- _Requirement_
Every line of the records must be repeated exactly; pictures stay out.

:: Task data

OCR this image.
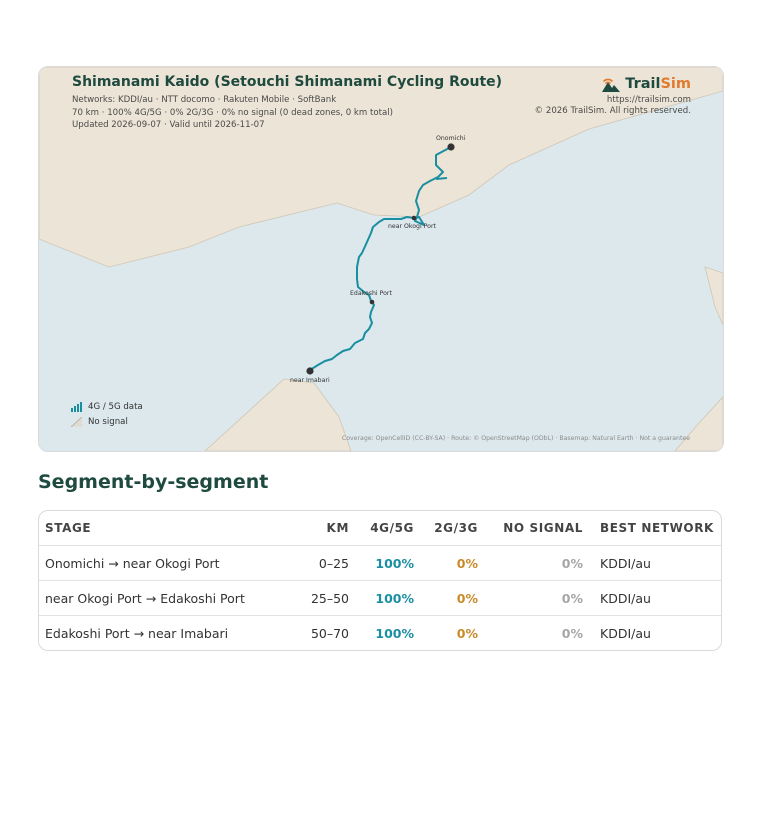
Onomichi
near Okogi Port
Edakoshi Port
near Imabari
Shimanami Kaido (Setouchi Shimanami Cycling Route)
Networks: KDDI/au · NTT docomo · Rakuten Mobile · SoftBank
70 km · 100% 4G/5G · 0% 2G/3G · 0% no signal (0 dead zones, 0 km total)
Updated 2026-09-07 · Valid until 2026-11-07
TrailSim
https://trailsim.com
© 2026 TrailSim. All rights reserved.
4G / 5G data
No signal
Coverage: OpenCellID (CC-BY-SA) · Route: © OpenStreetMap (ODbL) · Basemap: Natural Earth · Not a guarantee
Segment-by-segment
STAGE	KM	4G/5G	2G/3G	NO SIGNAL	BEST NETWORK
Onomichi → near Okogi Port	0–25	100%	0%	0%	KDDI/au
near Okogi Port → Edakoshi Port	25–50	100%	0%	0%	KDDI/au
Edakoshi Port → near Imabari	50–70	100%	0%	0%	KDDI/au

::::

- _Result of the exercise_
OCR this image.
Onomichi
near Okogi Port
Edakoshi Port
near Imabari
Shimanami Kaido (Setouchi Shimanami Cycling Route)
Networks: KDDI/au · NTT docomo · Rakuten Mobile · SoftBank
70 km · 100% 4G/5G · 0% 2G/3G · 0% no signal (0 dead zones, 0 km total)
Updated 2026-09-07 · Valid until 2026-11-07
TrailSim
https://trailsim.com
© 2026 TrailSim. All rights reserved.
4G / 5G data
No signal
Coverage: OpenCellID (CC-BY-SA) · Route: © OpenStreetMap (ODbL) · Basemap: Natural Earth · Not a guarantee
Segment-by-segment
STAGE	KM	4G/5G	2G/3G	NO SIGNAL	BEST NETWORK
Onomichi → near Okogi Port	0–25	100%	0%	0%	KDDI/au
near Okogi Port → Edakoshi Port	25–50	100%	0%	0%	KDDI/au
Edakoshi Port → near Imabari	50–70	100%	0%	0%	KDDI/au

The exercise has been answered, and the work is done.